Repeat every entry word for word, but leave the images out of your copy.

Stored data entries
Begin
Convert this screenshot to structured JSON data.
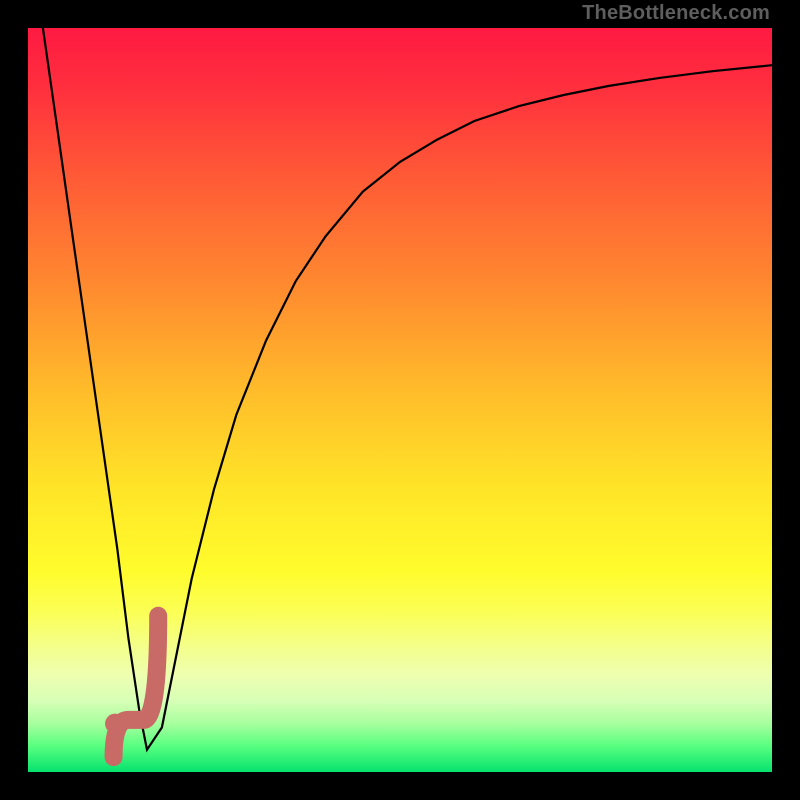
{
  "watermark": "TheBottleneck.com",
  "gradient": {
    "stops": [
      {
        "offset": 0.0,
        "color": "#ff1a42"
      },
      {
        "offset": 0.08,
        "color": "#ff2f3e"
      },
      {
        "offset": 0.2,
        "color": "#ff5a36"
      },
      {
        "offset": 0.35,
        "color": "#ff8b2f"
      },
      {
        "offset": 0.5,
        "color": "#ffc02a"
      },
      {
        "offset": 0.62,
        "color": "#ffe528"
      },
      {
        "offset": 0.73,
        "color": "#fffc2c"
      },
      {
        "offset": 0.785,
        "color": "#fbff55"
      },
      {
        "offset": 0.83,
        "color": "#f4ff89"
      },
      {
        "offset": 0.87,
        "color": "#eeffb0"
      },
      {
        "offset": 0.905,
        "color": "#d6ffb6"
      },
      {
        "offset": 0.935,
        "color": "#a7ff9e"
      },
      {
        "offset": 0.965,
        "color": "#58ff80"
      },
      {
        "offset": 1.0,
        "color": "#06e26e"
      }
    ]
  },
  "chart_data": {
    "type": "line",
    "title": "",
    "xlabel": "",
    "ylabel": "",
    "xlim": [
      0,
      100
    ],
    "ylim": [
      0,
      100
    ],
    "series": [
      {
        "name": "curve",
        "x": [
          2,
          4,
          6,
          8,
          10,
          12,
          13.5,
          15,
          16,
          18,
          20,
          22,
          25,
          28,
          32,
          36,
          40,
          45,
          50,
          55,
          60,
          66,
          72,
          78,
          85,
          92,
          100
        ],
        "values": [
          100,
          86,
          72,
          58,
          44,
          30,
          18,
          8,
          3,
          6,
          16,
          26,
          38,
          48,
          58,
          66,
          72,
          78,
          82,
          85,
          87.5,
          89.5,
          91,
          92.2,
          93.3,
          94.2,
          95
        ]
      }
    ],
    "marker": {
      "name": "j-marker",
      "x_start": 11.5,
      "y_tip": 2,
      "x_turn": 15.5,
      "y_base": 7,
      "x_end": 17.5,
      "y_end": 21
    },
    "dot": {
      "x": 11.7,
      "y": 6.5
    },
    "colors": {
      "curve": "#000000",
      "marker": "#c86a65",
      "dot": "#c86a65"
    }
  }
}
End
* [SOLUTION FOR THIS EXERCISE]
Convert this screenshot to structured JSON data.
{
  "watermark": "TheBottleneck.com",
  "gradient": {
    "stops": [
      {
        "offset": 0.0,
        "color": "#ff1a42"
      },
      {
        "offset": 0.08,
        "color": "#ff2f3e"
      },
      {
        "offset": 0.2,
        "color": "#ff5a36"
      },
      {
        "offset": 0.35,
        "color": "#ff8b2f"
      },
      {
        "offset": 0.5,
        "color": "#ffc02a"
      },
      {
        "offset": 0.62,
        "color": "#ffe528"
      },
      {
        "offset": 0.73,
        "color": "#fffc2c"
      },
      {
        "offset": 0.785,
        "color": "#fbff55"
      },
      {
        "offset": 0.83,
        "color": "#f4ff89"
      },
      {
        "offset": 0.87,
        "color": "#eeffb0"
      },
      {
        "offset": 0.905,
        "color": "#d6ffb6"
      },
      {
        "offset": 0.935,
        "color": "#a7ff9e"
      },
      {
        "offset": 0.965,
        "color": "#58ff80"
      },
      {
        "offset": 1.0,
        "color": "#06e26e"
      }
    ]
  },
  "chart_data": {
    "type": "line",
    "title": "",
    "xlabel": "",
    "ylabel": "",
    "xlim": [
      0,
      100
    ],
    "ylim": [
      0,
      100
    ],
    "series": [
      {
        "name": "curve",
        "x": [
          2,
          4,
          6,
          8,
          10,
          12,
          13.5,
          15,
          16,
          18,
          20,
          22,
          25,
          28,
          32,
          36,
          40,
          45,
          50,
          55,
          60,
          66,
          72,
          78,
          85,
          92,
          100
        ],
        "values": [
          100,
          86,
          72,
          58,
          44,
          30,
          18,
          8,
          3,
          6,
          16,
          26,
          38,
          48,
          58,
          66,
          72,
          78,
          82,
          85,
          87.5,
          89.5,
          91,
          92.2,
          93.3,
          94.2,
          95
        ]
      }
    ],
    "marker": {
      "name": "j-marker",
      "x_start": 11.5,
      "y_tip": 2,
      "x_turn": 15.5,
      "y_base": 7,
      "x_end": 17.5,
      "y_end": 21
    },
    "dot": {
      "x": 11.7,
      "y": 6.5
    },
    "colors": {
      "curve": "#000000",
      "marker": "#c86a65",
      "dot": "#c86a65"
    }
  }
}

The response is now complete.